_What the exercise asks:_
Look through the lines below and state how many hold the word "colour". Write only the number.

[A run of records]
** begin **

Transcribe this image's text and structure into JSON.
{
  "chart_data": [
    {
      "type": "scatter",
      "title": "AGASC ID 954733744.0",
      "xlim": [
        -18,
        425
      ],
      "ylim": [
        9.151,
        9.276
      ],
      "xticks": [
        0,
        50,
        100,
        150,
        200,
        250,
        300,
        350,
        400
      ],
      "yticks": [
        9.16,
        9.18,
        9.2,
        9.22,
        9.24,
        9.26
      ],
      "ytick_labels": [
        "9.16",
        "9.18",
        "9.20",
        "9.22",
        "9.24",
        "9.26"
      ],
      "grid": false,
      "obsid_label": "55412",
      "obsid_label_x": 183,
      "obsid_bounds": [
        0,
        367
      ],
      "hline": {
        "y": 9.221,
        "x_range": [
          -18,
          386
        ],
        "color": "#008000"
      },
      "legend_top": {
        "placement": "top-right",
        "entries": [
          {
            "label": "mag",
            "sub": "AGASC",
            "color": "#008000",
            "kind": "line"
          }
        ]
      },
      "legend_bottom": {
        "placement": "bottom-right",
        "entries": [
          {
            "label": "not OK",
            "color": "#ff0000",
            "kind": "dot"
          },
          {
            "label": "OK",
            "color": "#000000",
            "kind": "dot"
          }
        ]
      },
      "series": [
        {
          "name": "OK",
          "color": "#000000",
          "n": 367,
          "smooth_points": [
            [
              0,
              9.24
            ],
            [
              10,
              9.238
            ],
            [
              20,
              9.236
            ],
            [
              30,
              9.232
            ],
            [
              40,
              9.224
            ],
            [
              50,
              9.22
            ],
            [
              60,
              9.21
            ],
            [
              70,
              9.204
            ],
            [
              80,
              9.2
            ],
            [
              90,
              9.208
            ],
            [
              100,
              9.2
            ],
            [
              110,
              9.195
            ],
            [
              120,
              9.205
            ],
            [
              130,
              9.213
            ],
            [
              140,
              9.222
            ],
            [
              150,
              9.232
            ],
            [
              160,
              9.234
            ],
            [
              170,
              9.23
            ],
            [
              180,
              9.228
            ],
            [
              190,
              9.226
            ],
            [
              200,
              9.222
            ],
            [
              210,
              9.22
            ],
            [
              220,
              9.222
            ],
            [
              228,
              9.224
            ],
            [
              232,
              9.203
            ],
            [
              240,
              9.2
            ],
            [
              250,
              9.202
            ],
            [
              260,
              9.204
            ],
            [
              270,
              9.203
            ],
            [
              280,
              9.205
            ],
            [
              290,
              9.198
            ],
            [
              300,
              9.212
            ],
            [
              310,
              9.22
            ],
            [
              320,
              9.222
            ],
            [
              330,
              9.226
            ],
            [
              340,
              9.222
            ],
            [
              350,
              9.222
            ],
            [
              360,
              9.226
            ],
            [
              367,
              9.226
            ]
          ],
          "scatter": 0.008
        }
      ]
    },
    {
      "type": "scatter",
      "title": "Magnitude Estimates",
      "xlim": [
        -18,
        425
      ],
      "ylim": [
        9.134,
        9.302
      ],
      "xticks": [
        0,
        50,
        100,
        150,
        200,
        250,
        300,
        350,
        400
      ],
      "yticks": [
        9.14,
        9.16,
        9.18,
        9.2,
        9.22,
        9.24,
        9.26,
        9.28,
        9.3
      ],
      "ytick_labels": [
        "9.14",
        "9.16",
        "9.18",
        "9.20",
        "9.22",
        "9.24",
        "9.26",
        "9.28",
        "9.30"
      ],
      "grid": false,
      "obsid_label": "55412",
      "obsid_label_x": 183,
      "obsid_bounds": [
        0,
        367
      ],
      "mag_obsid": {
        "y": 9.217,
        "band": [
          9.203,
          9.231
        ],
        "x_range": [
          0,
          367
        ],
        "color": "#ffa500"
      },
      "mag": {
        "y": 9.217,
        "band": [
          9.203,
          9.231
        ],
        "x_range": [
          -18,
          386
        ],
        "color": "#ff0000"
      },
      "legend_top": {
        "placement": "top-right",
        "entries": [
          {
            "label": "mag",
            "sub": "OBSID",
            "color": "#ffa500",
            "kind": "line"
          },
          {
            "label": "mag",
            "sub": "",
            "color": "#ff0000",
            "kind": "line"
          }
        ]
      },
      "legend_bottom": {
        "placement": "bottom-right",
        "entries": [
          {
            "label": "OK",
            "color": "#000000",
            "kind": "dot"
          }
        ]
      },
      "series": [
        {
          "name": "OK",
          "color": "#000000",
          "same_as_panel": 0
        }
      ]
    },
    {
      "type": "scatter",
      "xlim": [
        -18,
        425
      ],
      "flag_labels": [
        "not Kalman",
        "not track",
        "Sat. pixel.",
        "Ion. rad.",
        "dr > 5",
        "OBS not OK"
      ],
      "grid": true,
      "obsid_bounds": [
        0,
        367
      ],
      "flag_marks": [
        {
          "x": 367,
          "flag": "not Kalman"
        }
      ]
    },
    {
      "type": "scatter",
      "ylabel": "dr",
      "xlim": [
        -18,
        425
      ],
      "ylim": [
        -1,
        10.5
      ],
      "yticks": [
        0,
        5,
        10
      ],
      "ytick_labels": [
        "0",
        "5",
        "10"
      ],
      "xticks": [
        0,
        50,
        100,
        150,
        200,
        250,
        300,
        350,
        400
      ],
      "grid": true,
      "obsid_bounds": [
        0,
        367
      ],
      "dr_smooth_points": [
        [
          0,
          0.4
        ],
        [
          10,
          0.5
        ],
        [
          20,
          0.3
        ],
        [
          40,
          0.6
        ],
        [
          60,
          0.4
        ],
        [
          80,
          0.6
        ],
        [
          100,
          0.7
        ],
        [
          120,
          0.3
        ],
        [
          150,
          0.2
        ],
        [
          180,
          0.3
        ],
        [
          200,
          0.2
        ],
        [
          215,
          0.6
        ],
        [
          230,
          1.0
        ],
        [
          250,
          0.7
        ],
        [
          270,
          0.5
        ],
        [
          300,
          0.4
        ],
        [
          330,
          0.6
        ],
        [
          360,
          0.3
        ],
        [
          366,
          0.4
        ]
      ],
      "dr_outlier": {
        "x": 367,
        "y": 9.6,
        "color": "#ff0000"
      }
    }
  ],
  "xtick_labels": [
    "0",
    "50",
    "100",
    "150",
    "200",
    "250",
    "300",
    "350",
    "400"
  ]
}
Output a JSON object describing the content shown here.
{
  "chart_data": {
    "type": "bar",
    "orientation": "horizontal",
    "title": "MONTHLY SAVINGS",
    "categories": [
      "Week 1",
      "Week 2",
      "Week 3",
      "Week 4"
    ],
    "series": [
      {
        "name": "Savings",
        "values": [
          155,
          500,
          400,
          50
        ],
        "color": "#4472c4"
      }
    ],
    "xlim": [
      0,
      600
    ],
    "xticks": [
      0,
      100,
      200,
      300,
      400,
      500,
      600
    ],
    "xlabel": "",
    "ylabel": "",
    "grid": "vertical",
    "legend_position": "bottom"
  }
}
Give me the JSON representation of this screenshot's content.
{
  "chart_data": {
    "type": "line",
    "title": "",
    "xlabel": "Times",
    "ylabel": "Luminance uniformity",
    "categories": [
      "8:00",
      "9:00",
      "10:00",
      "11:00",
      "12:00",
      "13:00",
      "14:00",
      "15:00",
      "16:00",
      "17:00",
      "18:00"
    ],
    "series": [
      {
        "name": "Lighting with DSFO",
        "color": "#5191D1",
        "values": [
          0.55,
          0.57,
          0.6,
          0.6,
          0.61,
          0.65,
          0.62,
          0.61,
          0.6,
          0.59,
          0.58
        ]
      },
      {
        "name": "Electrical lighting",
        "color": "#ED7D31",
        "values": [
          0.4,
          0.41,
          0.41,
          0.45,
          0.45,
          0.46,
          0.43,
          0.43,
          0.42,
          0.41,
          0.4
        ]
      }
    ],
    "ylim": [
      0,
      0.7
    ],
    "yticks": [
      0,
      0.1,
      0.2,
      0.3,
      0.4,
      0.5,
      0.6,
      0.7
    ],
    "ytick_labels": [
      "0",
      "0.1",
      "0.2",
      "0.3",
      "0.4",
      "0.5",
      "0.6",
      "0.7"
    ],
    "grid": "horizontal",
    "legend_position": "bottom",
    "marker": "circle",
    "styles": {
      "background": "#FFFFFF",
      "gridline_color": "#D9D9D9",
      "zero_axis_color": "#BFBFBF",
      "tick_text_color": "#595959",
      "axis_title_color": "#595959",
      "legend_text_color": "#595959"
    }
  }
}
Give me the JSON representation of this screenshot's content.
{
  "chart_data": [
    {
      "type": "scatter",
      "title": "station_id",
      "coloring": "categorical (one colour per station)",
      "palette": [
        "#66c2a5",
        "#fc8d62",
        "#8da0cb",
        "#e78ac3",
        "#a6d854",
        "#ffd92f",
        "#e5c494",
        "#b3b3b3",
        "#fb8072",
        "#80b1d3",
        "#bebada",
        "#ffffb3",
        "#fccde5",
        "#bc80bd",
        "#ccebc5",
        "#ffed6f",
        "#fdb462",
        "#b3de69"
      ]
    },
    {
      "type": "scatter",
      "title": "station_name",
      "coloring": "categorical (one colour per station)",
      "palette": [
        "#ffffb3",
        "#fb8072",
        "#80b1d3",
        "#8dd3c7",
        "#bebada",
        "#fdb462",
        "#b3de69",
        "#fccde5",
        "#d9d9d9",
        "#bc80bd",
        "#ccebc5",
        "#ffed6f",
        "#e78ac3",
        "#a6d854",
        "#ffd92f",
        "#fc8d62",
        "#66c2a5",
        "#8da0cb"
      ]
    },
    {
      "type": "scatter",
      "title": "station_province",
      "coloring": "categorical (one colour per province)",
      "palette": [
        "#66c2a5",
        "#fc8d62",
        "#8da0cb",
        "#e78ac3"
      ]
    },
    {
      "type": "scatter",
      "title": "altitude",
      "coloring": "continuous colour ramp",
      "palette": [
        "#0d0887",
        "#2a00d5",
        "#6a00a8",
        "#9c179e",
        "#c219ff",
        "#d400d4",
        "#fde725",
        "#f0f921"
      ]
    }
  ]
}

** end **

_Answer below:_
4